- **Your instructions**: Revise the entries below by replacing every occurrence of "bounding boxes" with "enclosing boxes", and reproduce all other text unchanged.

──────────────────────────────

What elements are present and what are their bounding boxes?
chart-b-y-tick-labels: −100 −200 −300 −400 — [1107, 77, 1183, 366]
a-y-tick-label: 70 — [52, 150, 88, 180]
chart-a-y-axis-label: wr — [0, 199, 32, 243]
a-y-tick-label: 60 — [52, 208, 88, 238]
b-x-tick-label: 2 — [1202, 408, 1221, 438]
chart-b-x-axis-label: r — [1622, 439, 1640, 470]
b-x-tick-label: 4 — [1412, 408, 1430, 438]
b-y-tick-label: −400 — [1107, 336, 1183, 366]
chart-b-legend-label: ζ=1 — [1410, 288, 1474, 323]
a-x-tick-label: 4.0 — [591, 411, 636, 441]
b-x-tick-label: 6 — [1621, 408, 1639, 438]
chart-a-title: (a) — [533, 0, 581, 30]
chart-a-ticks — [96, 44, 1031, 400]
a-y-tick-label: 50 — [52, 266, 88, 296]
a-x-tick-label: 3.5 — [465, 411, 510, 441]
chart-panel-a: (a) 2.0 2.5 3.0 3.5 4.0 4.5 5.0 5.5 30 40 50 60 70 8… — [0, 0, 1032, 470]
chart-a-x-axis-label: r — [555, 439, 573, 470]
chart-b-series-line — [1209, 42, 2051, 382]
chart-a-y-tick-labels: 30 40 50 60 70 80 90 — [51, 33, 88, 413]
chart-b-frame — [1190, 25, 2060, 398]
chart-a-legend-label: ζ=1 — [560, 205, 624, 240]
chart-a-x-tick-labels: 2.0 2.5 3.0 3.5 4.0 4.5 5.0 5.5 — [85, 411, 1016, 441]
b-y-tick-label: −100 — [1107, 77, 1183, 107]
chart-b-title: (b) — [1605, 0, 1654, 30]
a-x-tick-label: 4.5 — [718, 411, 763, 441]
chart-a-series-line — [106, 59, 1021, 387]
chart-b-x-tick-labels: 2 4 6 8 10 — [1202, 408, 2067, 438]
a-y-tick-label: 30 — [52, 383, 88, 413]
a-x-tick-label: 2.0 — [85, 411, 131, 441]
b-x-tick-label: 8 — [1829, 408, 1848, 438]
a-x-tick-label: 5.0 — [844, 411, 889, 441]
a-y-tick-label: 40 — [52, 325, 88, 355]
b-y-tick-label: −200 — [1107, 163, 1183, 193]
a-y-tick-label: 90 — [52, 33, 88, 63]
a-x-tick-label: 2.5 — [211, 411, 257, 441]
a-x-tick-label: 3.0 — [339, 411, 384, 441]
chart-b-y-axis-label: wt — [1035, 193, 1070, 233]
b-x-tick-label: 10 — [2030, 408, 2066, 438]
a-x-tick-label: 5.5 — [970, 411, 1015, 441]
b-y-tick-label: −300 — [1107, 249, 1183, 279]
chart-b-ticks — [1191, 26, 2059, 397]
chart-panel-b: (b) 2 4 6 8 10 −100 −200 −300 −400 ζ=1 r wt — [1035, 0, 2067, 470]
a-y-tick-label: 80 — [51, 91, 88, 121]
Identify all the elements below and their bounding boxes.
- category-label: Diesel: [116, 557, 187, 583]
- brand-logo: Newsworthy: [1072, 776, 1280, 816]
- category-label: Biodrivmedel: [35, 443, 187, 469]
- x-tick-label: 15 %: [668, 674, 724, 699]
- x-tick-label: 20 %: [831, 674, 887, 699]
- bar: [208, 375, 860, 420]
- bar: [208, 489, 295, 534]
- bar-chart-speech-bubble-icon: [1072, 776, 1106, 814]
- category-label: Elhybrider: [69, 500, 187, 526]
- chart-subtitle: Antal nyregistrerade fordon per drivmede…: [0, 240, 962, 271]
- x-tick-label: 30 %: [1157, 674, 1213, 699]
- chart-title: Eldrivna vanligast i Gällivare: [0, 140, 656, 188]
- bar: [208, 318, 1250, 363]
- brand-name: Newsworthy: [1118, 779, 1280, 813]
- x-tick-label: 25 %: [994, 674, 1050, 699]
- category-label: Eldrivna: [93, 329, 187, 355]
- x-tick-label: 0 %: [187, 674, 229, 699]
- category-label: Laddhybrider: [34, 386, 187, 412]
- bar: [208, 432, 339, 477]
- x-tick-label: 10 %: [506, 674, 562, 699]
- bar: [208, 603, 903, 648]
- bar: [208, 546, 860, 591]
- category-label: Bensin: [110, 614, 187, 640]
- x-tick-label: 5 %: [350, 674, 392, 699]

──────────────────────────────

- **Solution for this exercise**:
What elements are present and what are their enclosing boxes?
chart-b-y-tick-labels: −100 −200 −300 −400 — [1107, 77, 1183, 366]
a-y-tick-label: 70 — [52, 150, 88, 180]
chart-a-y-axis-label: wr — [0, 199, 32, 243]
a-y-tick-label: 60 — [52, 208, 88, 238]
b-x-tick-label: 2 — [1202, 408, 1221, 438]
chart-b-x-axis-label: r — [1622, 439, 1640, 470]
b-x-tick-label: 4 — [1412, 408, 1430, 438]
b-y-tick-label: −400 — [1107, 336, 1183, 366]
chart-b-legend-label: ζ=1 — [1410, 288, 1474, 323]
a-x-tick-label: 4.0 — [591, 411, 636, 441]
b-x-tick-label: 6 — [1621, 408, 1639, 438]
chart-a-title: (a) — [533, 0, 581, 30]
chart-a-ticks — [96, 44, 1031, 400]
a-y-tick-label: 50 — [52, 266, 88, 296]
a-x-tick-label: 3.5 — [465, 411, 510, 441]
chart-panel-a: (a) 2.0 2.5 3.0 3.5 4.0 4.5 5.0 5.5 30 40 50 60 70 8… — [0, 0, 1032, 470]
chart-a-x-axis-label: r — [555, 439, 573, 470]
chart-b-series-line — [1209, 42, 2051, 382]
chart-a-y-tick-labels: 30 40 50 60 70 80 90 — [51, 33, 88, 413]
chart-b-frame — [1190, 25, 2060, 398]
chart-a-legend-label: ζ=1 — [560, 205, 624, 240]
chart-a-x-tick-labels: 2.0 2.5 3.0 3.5 4.0 4.5 5.0 5.5 — [85, 411, 1016, 441]
b-y-tick-label: −100 — [1107, 77, 1183, 107]
chart-b-title: (b) — [1605, 0, 1654, 30]
a-x-tick-label: 4.5 — [718, 411, 763, 441]
chart-a-series-line — [106, 59, 1021, 387]
chart-b-x-tick-labels: 2 4 6 8 10 — [1202, 408, 2067, 438]
a-y-tick-label: 30 — [52, 383, 88, 413]
a-x-tick-label: 2.0 — [85, 411, 131, 441]
b-x-tick-label: 8 — [1829, 408, 1848, 438]
a-x-tick-label: 5.0 — [844, 411, 889, 441]
a-y-tick-label: 40 — [52, 325, 88, 355]
b-y-tick-label: −200 — [1107, 163, 1183, 193]
a-y-tick-label: 90 — [52, 33, 88, 63]
a-x-tick-label: 2.5 — [211, 411, 257, 441]
a-x-tick-label: 3.0 — [339, 411, 384, 441]
chart-b-y-axis-label: wt — [1035, 193, 1070, 233]
b-x-tick-label: 10 — [2030, 408, 2066, 438]
a-x-tick-label: 5.5 — [970, 411, 1015, 441]
b-y-tick-label: −300 — [1107, 249, 1183, 279]
chart-b-ticks — [1191, 26, 2059, 397]
chart-panel-b: (b) 2 4 6 8 10 −100 −200 −300 −400 ζ=1 r wt — [1035, 0, 2067, 470]
a-y-tick-label: 80 — [51, 91, 88, 121]
Identify all the elements below and their enclosing boxes.
- category-label: Diesel: [116, 557, 187, 583]
- brand-logo: Newsworthy: [1072, 776, 1280, 816]
- category-label: Biodrivmedel: [35, 443, 187, 469]
- x-tick-label: 15 %: [668, 674, 724, 699]
- x-tick-label: 20 %: [831, 674, 887, 699]
- bar: [208, 375, 860, 420]
- bar: [208, 489, 295, 534]
- bar-chart-speech-bubble-icon: [1072, 776, 1106, 814]
- category-label: Elhybrider: [69, 500, 187, 526]
- chart-subtitle: Antal nyregistrerade fordon per drivmede…: [0, 240, 962, 271]
- x-tick-label: 30 %: [1157, 674, 1213, 699]
- chart-title: Eldrivna vanligast i Gällivare: [0, 140, 656, 188]
- bar: [208, 318, 1250, 363]
- brand-name: Newsworthy: [1118, 779, 1280, 813]
- x-tick-label: 25 %: [994, 674, 1050, 699]
- category-label: Eldrivna: [93, 329, 187, 355]
- x-tick-label: 0 %: [187, 674, 229, 699]
- category-label: Laddhybrider: [34, 386, 187, 412]
- bar: [208, 432, 339, 477]
- x-tick-label: 10 %: [506, 674, 562, 699]
- bar: [208, 603, 903, 648]
- bar: [208, 546, 860, 591]
- category-label: Bensin: [110, 614, 187, 640]
- x-tick-label: 5 %: [350, 674, 392, 699]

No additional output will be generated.